> [Work to complete]: Copy down every line where the string "Total" shows up.

> [Data extract]:
■ ■ ■
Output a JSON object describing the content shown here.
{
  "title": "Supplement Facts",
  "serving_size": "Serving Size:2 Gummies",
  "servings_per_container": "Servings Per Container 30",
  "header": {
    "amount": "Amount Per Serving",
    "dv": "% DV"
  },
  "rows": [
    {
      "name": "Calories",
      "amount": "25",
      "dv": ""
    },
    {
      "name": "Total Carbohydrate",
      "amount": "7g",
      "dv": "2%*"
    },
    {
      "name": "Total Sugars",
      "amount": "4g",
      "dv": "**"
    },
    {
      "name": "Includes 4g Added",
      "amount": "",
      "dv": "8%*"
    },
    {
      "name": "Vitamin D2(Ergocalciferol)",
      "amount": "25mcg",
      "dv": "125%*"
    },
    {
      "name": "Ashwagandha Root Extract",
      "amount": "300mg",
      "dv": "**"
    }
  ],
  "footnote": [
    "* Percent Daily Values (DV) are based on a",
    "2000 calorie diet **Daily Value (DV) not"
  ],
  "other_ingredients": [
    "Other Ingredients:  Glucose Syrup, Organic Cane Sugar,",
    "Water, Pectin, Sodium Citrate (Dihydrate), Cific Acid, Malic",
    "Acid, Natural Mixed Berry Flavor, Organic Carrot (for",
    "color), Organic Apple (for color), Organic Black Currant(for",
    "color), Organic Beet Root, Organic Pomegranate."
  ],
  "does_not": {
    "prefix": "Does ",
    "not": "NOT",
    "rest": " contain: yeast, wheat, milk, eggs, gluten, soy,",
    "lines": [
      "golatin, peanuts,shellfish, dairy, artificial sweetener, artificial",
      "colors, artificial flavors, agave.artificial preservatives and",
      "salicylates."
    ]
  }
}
■ ■ ■
> [Exercise output]:
      "name": "Total Carbohydrate",
      "name": "Total Sugars",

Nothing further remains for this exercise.